*EXERCISE:* Each line in the entries below that holds the string "York" is to be listed.

Stored data entries:
--- start ---

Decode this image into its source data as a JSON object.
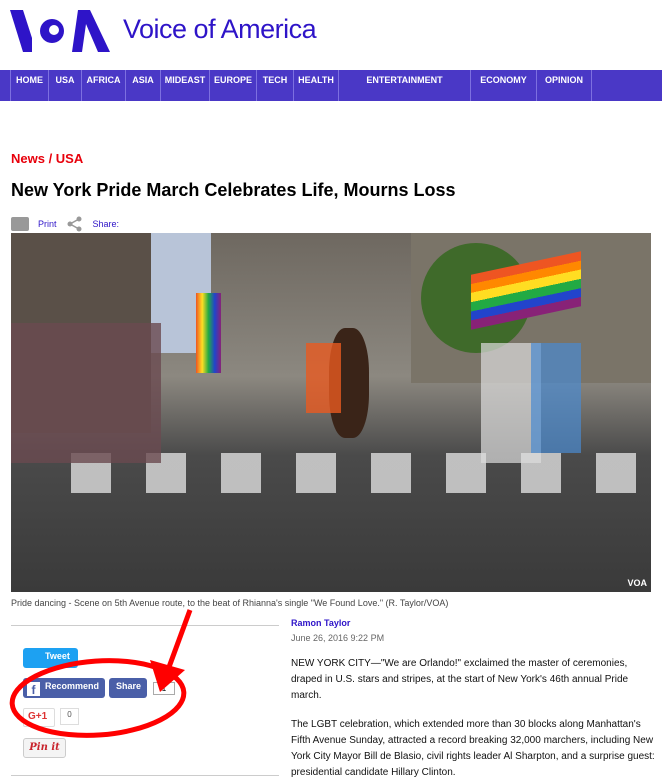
{
  "header": {
    "brand": "Voice of America",
    "logo_text": "VOA"
  },
  "nav": [
    "HOME",
    "USA",
    "AFRICA",
    "ASIA",
    "MIDEAST",
    "EUROPE",
    "TECH",
    "HEALTH",
    "ENTERTAINMENT",
    "ECONOMY",
    "OPINION"
  ],
  "article": {
    "breadcrumb": "News / USA",
    "title": "New York Pride March Celebrates Life, Mourns Loss",
    "print_label": "Print",
    "share_label": "Share:",
    "photo_watermark": "VOA",
    "caption": "Pride dancing - Scene on 5th Avenue route, to the beat of Rhianna's single \"We Found Love.\" (R. Taylor/VOA)",
    "author": "Ramon Taylor",
    "date": "June 26, 2016 9:22 PM",
    "paragraphs": [
      "NEW YORK CITY—\"We are Orlando!\" exclaimed the master of ceremonies, draped in U.S. stars and stripes, at the start of New York's 46th annual Pride march.",
      "The LGBT celebration, which extended more than 30 blocks along Manhattan's Fifth Avenue Sunday, attracted a record breaking 32,000 marchers, including New York City Mayor Bill de Blasio, civil rights leader Al Sharpton, and a surprise guest: presidential candidate Hillary Clinton."
    ]
  },
  "social": {
    "tweet": "Tweet",
    "recommend": "Recommend",
    "share": "Share",
    "share_count": "1",
    "gplus_count": "0",
    "pinit": "Pin it"
  },
  "colors": {
    "brand": "#2e14c8",
    "nav": "#4a38c6",
    "breadcrumb": "#e8000b",
    "annotation": "#ff0000"
  }
}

--- end ---

*CORRECT ANSWER:*
    "title": "New York Pride March Celebrates Life, Mourns Loss",
      "NEW YORK CITY—\"We are Orlando!\" exclaimed the master of ceremonies, draped in U.S. stars and stripes, at the start of New York's 46th annual Pride march.",
      "The LGBT celebration, which extended more than 30 blocks along Manhattan's Fifth Avenue Sunday, attracted a record breaking 32,000 marchers, including New York City Mayor Bill de Blasio, civil rights leader Al Sharpton, and a surprise guest: presidential candidate Hillary Clinton."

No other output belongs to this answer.